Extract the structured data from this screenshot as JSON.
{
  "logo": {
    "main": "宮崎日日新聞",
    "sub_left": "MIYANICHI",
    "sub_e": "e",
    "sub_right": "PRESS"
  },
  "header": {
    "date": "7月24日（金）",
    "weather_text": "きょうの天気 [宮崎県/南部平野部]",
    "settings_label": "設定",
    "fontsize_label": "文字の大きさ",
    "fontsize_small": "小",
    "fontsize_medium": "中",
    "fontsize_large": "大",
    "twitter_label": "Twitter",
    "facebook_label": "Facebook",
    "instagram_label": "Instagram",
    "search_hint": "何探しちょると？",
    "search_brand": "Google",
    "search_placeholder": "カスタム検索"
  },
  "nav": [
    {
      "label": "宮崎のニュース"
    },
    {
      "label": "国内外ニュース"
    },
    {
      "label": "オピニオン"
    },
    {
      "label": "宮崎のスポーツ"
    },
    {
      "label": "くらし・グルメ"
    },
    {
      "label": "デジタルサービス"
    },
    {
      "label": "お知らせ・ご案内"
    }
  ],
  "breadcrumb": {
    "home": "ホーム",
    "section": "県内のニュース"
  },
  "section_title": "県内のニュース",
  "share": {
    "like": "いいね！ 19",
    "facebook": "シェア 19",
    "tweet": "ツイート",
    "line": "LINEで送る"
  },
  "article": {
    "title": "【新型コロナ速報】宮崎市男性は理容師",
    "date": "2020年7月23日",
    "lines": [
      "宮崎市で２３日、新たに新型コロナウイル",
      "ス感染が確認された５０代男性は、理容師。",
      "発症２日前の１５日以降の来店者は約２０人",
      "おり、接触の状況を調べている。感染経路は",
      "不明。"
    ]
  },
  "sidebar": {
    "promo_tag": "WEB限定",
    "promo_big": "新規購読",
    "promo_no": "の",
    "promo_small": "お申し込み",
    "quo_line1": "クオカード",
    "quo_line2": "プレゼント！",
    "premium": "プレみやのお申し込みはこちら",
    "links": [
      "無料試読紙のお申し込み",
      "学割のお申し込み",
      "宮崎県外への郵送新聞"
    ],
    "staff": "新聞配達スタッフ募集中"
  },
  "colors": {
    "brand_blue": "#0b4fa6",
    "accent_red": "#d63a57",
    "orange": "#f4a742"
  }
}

- - - - - - -

- Exercise task: Retype the material in full, character for character.

- Expected output:
Extract the structured data from this screenshot as JSON.
{
  "logo": {
    "main": "宮崎日日新聞",
    "sub_left": "MIYANICHI",
    "sub_e": "e",
    "sub_right": "PRESS"
  },
  "header": {
    "date": "7月24日（金）",
    "weather_text": "きょうの天気 [宮崎県/南部平野部]",
    "settings_label": "設定",
    "fontsize_label": "文字の大きさ",
    "fontsize_small": "小",
    "fontsize_medium": "中",
    "fontsize_large": "大",
    "twitter_label": "Twitter",
    "facebook_label": "Facebook",
    "instagram_label": "Instagram",
    "search_hint": "何探しちょると？",
    "search_brand": "Google",
    "search_placeholder": "カスタム検索"
  },
  "nav": [
    {
      "label": "宮崎のニュース"
    },
    {
      "label": "国内外ニュース"
    },
    {
      "label": "オピニオン"
    },
    {
      "label": "宮崎のスポーツ"
    },
    {
      "label": "くらし・グルメ"
    },
    {
      "label": "デジタルサービス"
    },
    {
      "label": "お知らせ・ご案内"
    }
  ],
  "breadcrumb": {
    "home": "ホーム",
    "section": "県内のニュース"
  },
  "section_title": "県内のニュース",
  "share": {
    "like": "いいね！ 19",
    "facebook": "シェア 19",
    "tweet": "ツイート",
    "line": "LINEで送る"
  },
  "article": {
    "title": "【新型コロナ速報】宮崎市男性は理容師",
    "date": "2020年7月23日",
    "lines": [
      "宮崎市で２３日、新たに新型コロナウイル",
      "ス感染が確認された５０代男性は、理容師。",
      "発症２日前の１５日以降の来店者は約２０人",
      "おり、接触の状況を調べている。感染経路は",
      "不明。"
    ]
  },
  "sidebar": {
    "promo_tag": "WEB限定",
    "promo_big": "新規購読",
    "promo_no": "の",
    "promo_small": "お申し込み",
    "quo_line1": "クオカード",
    "quo_line2": "プレゼント！",
    "premium": "プレみやのお申し込みはこちら",
    "links": [
      "無料試読紙のお申し込み",
      "学割のお申し込み",
      "宮崎県外への郵送新聞"
    ],
    "staff": "新聞配達スタッフ募集中"
  },
  "colors": {
    "brand_blue": "#0b4fa6",
    "accent_red": "#d63a57",
    "orange": "#f4a742"
  }
}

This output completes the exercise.